◆ Entries ◆
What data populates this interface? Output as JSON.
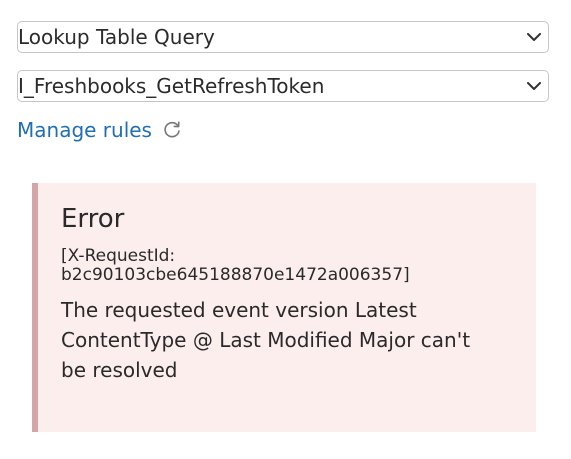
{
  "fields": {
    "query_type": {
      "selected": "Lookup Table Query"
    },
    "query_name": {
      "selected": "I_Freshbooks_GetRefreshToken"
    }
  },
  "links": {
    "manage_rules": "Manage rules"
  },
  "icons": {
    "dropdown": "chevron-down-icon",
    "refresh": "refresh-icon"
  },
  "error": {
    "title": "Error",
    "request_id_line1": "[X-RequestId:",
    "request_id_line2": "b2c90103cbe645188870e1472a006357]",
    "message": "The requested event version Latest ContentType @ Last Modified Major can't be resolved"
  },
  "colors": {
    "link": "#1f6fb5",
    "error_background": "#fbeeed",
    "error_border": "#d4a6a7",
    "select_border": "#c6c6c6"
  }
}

◆ What needs to be done ◆
Go through the listing above and quote it exactly, apart from its images.

◆ Response to the exercise ◆
What data populates this interface? Output as JSON.
{
  "fields": {
    "query_type": {
      "selected": "Lookup Table Query"
    },
    "query_name": {
      "selected": "I_Freshbooks_GetRefreshToken"
    }
  },
  "links": {
    "manage_rules": "Manage rules"
  },
  "icons": {
    "dropdown": "chevron-down-icon",
    "refresh": "refresh-icon"
  },
  "error": {
    "title": "Error",
    "request_id_line1": "[X-RequestId:",
    "request_id_line2": "b2c90103cbe645188870e1472a006357]",
    "message": "The requested event version Latest ContentType @ Last Modified Major can't be resolved"
  },
  "colors": {
    "link": "#1f6fb5",
    "error_background": "#fbeeed",
    "error_border": "#d4a6a7",
    "select_border": "#c6c6c6"
  }
}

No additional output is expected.